◆ **Your goal**:
All of the data needs to be repeated exactly.

(Extracted data entries)
— begin —
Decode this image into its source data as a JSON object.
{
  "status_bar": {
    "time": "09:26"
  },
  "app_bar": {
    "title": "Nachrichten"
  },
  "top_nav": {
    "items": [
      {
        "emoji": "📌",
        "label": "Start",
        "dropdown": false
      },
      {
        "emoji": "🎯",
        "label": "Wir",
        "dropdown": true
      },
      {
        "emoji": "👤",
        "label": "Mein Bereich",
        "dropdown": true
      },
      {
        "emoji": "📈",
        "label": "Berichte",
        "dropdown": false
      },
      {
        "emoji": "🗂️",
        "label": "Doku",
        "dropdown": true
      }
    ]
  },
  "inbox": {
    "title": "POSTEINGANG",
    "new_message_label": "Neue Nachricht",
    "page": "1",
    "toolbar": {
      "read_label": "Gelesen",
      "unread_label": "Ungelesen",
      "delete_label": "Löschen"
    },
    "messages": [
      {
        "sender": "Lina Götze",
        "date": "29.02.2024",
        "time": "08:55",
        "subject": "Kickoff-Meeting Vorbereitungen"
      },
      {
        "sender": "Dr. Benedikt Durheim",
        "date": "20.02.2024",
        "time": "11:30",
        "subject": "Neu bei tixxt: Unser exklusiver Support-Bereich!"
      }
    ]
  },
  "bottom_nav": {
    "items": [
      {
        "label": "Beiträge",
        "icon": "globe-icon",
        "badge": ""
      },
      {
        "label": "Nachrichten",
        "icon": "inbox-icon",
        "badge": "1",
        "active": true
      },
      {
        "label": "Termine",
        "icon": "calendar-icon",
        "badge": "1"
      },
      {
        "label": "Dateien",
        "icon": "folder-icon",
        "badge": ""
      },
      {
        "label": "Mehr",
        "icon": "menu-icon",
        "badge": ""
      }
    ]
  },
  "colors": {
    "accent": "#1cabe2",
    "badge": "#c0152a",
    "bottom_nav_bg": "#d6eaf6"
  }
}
— end —
◆ **Task output**:
Decode this image into its source data as a JSON object.
{
  "status_bar": {
    "time": "09:26"
  },
  "app_bar": {
    "title": "Nachrichten"
  },
  "top_nav": {
    "items": [
      {
        "emoji": "📌",
        "label": "Start",
        "dropdown": false
      },
      {
        "emoji": "🎯",
        "label": "Wir",
        "dropdown": true
      },
      {
        "emoji": "👤",
        "label": "Mein Bereich",
        "dropdown": true
      },
      {
        "emoji": "📈",
        "label": "Berichte",
        "dropdown": false
      },
      {
        "emoji": "🗂️",
        "label": "Doku",
        "dropdown": true
      }
    ]
  },
  "inbox": {
    "title": "POSTEINGANG",
    "new_message_label": "Neue Nachricht",
    "page": "1",
    "toolbar": {
      "read_label": "Gelesen",
      "unread_label": "Ungelesen",
      "delete_label": "Löschen"
    },
    "messages": [
      {
        "sender": "Lina Götze",
        "date": "29.02.2024",
        "time": "08:55",
        "subject": "Kickoff-Meeting Vorbereitungen"
      },
      {
        "sender": "Dr. Benedikt Durheim",
        "date": "20.02.2024",
        "time": "11:30",
        "subject": "Neu bei tixxt: Unser exklusiver Support-Bereich!"
      }
    ]
  },
  "bottom_nav": {
    "items": [
      {
        "label": "Beiträge",
        "icon": "globe-icon",
        "badge": ""
      },
      {
        "label": "Nachrichten",
        "icon": "inbox-icon",
        "badge": "1",
        "active": true
      },
      {
        "label": "Termine",
        "icon": "calendar-icon",
        "badge": "1"
      },
      {
        "label": "Dateien",
        "icon": "folder-icon",
        "badge": ""
      },
      {
        "label": "Mehr",
        "icon": "menu-icon",
        "badge": ""
      }
    ]
  },
  "colors": {
    "accent": "#1cabe2",
    "badge": "#c0152a",
    "bottom_nav_bg": "#d6eaf6"
  }
}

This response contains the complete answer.